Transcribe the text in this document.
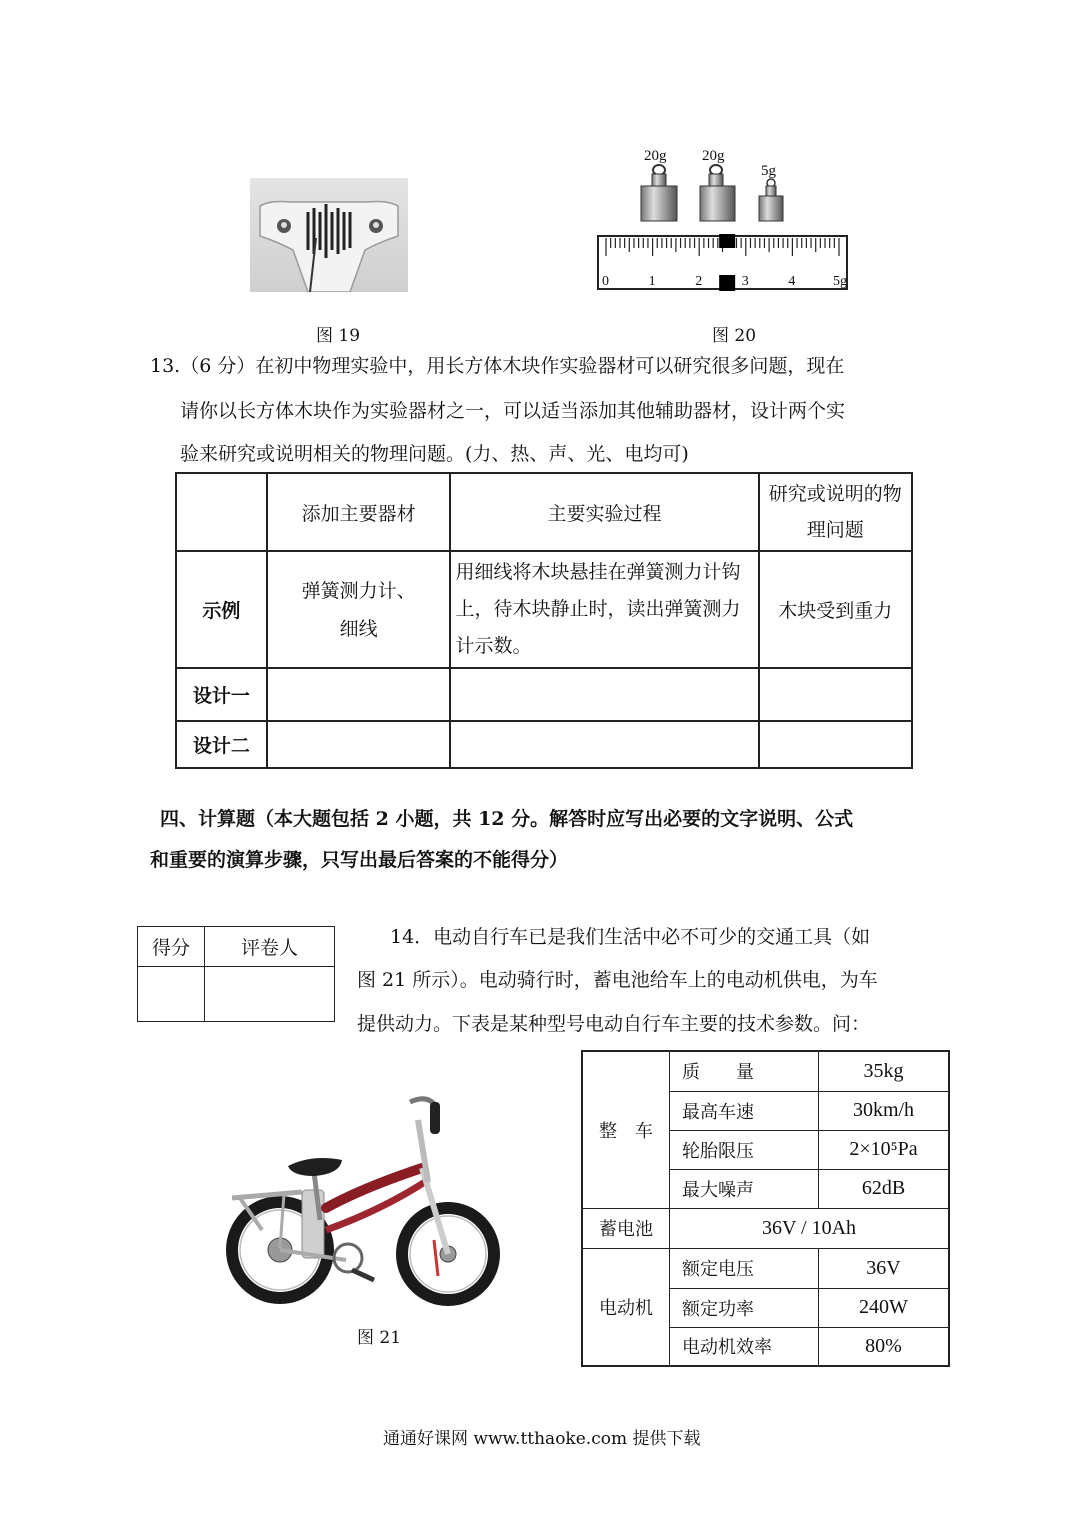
图 19
20g 20g
5g
0	1	2	3	4	5g
图 20
13.（6 分）在初中物理实验中，用长方体木块作实验器材可以研究很多问题，现在
请你以长方体木块作为实验器材之一，可以适当添加其他辅助器材，设计两个实
验来研究或说明相关的物理问题。(力、热、声、光、电均可)
	添加主要器材	主要实验过程	研究或说明的物理问题
示例	弹簧测力计、细线	用细线将木块悬挂在弹簧测力计钩上，待木块静止时，读出弹簧测力计示数。	木块受到重力
设计一			
设计二			
四、计算题（本大题包括 2 小题，共 12 分。解答时应写出必要的文字说明、公式
和重要的演算步骤，只写出最后答案的不能得分）
得分	评卷人
		14．电动自行车已是我们生活中必不可少的交通工具（如
图 21 所示）。电动骑行时，蓄电池给车上的电动机供电，为车
提供动力。下表是某种型号电动自行车主要的技术参数。问：
图 21
整　车	质　　量	35kg
	最高车速	30km/h
	轮胎限压	2×10⁵Pa
	最大噪声	62dB
蓄电池	36V / 10Ah	
电动机	额定电压	36V
	额定功率	240W
	电动机效率	80%
通通好课网 www.tthaoke.com 提供下载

**Task prompt**
Give all the lines above again, character for character, without pictures.

**Task response**
Transcribe the text in this document.
图 19
20g 20g
5g
0	1	2	3	4	5g
图 20
13.（6 分）在初中物理实验中，用长方体木块作实验器材可以研究很多问题，现在
请你以长方体木块作为实验器材之一，可以适当添加其他辅助器材，设计两个实
验来研究或说明相关的物理问题。(力、热、声、光、电均可)
	添加主要器材	主要实验过程	研究或说明的物理问题
示例	弹簧测力计、细线	用细线将木块悬挂在弹簧测力计钩上，待木块静止时，读出弹簧测力计示数。	木块受到重力
设计一			
设计二			
四、计算题（本大题包括 2 小题，共 12 分。解答时应写出必要的文字说明、公式
和重要的演算步骤，只写出最后答案的不能得分）
得分	评卷人
		14．电动自行车已是我们生活中必不可少的交通工具（如
图 21 所示）。电动骑行时，蓄电池给车上的电动机供电，为车
提供动力。下表是某种型号电动自行车主要的技术参数。问：
图 21
整　车	质　　量	35kg
	最高车速	30km/h
	轮胎限压	2×10⁵Pa
	最大噪声	62dB
蓄电池	36V / 10Ah	
电动机	额定电压	36V
	额定功率	240W
	电动机效率	80%
通通好课网 www.tthaoke.com 提供下载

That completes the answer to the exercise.